:: Your goal ::
Write out the listing exactly as it is given.

:: Working data ::

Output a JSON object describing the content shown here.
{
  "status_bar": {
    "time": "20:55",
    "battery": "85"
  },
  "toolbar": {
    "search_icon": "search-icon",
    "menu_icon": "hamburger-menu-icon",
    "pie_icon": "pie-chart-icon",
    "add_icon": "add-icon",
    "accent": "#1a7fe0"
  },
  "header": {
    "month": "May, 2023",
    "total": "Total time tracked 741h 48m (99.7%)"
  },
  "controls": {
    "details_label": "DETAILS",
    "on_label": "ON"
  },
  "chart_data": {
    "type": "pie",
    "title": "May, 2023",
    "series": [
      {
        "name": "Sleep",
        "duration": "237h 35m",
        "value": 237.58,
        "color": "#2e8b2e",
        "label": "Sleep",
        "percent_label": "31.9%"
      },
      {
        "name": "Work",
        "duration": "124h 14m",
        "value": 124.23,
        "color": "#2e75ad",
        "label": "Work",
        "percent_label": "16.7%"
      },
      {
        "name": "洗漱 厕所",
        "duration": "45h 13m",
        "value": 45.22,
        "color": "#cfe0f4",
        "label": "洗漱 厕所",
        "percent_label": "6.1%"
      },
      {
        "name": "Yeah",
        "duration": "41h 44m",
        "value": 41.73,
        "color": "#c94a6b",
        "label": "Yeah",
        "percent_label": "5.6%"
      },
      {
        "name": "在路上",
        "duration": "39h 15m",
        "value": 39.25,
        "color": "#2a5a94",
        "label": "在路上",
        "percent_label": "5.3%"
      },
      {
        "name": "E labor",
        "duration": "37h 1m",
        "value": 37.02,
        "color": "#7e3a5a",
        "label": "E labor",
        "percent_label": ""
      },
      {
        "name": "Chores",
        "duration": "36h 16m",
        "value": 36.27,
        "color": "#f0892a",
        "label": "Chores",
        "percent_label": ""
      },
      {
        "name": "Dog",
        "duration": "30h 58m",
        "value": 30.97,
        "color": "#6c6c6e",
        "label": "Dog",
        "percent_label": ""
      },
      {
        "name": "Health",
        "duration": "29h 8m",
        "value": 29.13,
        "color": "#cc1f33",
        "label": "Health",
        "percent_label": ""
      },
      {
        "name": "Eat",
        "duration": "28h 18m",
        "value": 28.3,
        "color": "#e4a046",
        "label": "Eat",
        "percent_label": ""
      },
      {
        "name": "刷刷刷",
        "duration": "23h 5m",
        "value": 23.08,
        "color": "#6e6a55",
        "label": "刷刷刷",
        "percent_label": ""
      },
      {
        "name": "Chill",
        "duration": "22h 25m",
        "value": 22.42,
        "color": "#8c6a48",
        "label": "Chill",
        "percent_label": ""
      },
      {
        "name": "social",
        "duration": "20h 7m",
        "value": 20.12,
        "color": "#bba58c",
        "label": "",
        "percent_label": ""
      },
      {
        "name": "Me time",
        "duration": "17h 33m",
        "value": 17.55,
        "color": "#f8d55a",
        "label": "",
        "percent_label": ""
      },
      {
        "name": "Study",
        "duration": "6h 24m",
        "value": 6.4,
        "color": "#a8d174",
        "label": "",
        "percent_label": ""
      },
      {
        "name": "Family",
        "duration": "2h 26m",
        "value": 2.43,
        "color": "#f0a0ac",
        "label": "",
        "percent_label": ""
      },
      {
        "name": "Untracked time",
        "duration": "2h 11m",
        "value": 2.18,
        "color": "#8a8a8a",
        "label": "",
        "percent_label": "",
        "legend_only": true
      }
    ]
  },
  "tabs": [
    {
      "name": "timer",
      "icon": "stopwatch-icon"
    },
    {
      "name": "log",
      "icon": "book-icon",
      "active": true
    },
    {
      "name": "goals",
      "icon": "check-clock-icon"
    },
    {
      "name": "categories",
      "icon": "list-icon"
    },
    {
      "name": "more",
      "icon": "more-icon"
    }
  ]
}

:: Written response ::
Output a JSON object describing the content shown here.
{
  "status_bar": {
    "time": "20:55",
    "battery": "85"
  },
  "toolbar": {
    "search_icon": "search-icon",
    "menu_icon": "hamburger-menu-icon",
    "pie_icon": "pie-chart-icon",
    "add_icon": "add-icon",
    "accent": "#1a7fe0"
  },
  "header": {
    "month": "May, 2023",
    "total": "Total time tracked 741h 48m (99.7%)"
  },
  "controls": {
    "details_label": "DETAILS",
    "on_label": "ON"
  },
  "chart_data": {
    "type": "pie",
    "title": "May, 2023",
    "series": [
      {
        "name": "Sleep",
        "duration": "237h 35m",
        "value": 237.58,
        "color": "#2e8b2e",
        "label": "Sleep",
        "percent_label": "31.9%"
      },
      {
        "name": "Work",
        "duration": "124h 14m",
        "value": 124.23,
        "color": "#2e75ad",
        "label": "Work",
        "percent_label": "16.7%"
      },
      {
        "name": "洗漱 厕所",
        "duration": "45h 13m",
        "value": 45.22,
        "color": "#cfe0f4",
        "label": "洗漱 厕所",
        "percent_label": "6.1%"
      },
      {
        "name": "Yeah",
        "duration": "41h 44m",
        "value": 41.73,
        "color": "#c94a6b",
        "label": "Yeah",
        "percent_label": "5.6%"
      },
      {
        "name": "在路上",
        "duration": "39h 15m",
        "value": 39.25,
        "color": "#2a5a94",
        "label": "在路上",
        "percent_label": "5.3%"
      },
      {
        "name": "E labor",
        "duration": "37h 1m",
        "value": 37.02,
        "color": "#7e3a5a",
        "label": "E labor",
        "percent_label": ""
      },
      {
        "name": "Chores",
        "duration": "36h 16m",
        "value": 36.27,
        "color": "#f0892a",
        "label": "Chores",
        "percent_label": ""
      },
      {
        "name": "Dog",
        "duration": "30h 58m",
        "value": 30.97,
        "color": "#6c6c6e",
        "label": "Dog",
        "percent_label": ""
      },
      {
        "name": "Health",
        "duration": "29h 8m",
        "value": 29.13,
        "color": "#cc1f33",
        "label": "Health",
        "percent_label": ""
      },
      {
        "name": "Eat",
        "duration": "28h 18m",
        "value": 28.3,
        "color": "#e4a046",
        "label": "Eat",
        "percent_label": ""
      },
      {
        "name": "刷刷刷",
        "duration": "23h 5m",
        "value": 23.08,
        "color": "#6e6a55",
        "label": "刷刷刷",
        "percent_label": ""
      },
      {
        "name": "Chill",
        "duration": "22h 25m",
        "value": 22.42,
        "color": "#8c6a48",
        "label": "Chill",
        "percent_label": ""
      },
      {
        "name": "social",
        "duration": "20h 7m",
        "value": 20.12,
        "color": "#bba58c",
        "label": "",
        "percent_label": ""
      },
      {
        "name": "Me time",
        "duration": "17h 33m",
        "value": 17.55,
        "color": "#f8d55a",
        "label": "",
        "percent_label": ""
      },
      {
        "name": "Study",
        "duration": "6h 24m",
        "value": 6.4,
        "color": "#a8d174",
        "label": "",
        "percent_label": ""
      },
      {
        "name": "Family",
        "duration": "2h 26m",
        "value": 2.43,
        "color": "#f0a0ac",
        "label": "",
        "percent_label": ""
      },
      {
        "name": "Untracked time",
        "duration": "2h 11m",
        "value": 2.18,
        "color": "#8a8a8a",
        "label": "",
        "percent_label": "",
        "legend_only": true
      }
    ]
  },
  "tabs": [
    {
      "name": "timer",
      "icon": "stopwatch-icon"
    },
    {
      "name": "log",
      "icon": "book-icon",
      "active": true
    },
    {
      "name": "goals",
      "icon": "check-clock-icon"
    },
    {
      "name": "categories",
      "icon": "list-icon"
    },
    {
      "name": "more",
      "icon": "more-icon"
    }
  ]
}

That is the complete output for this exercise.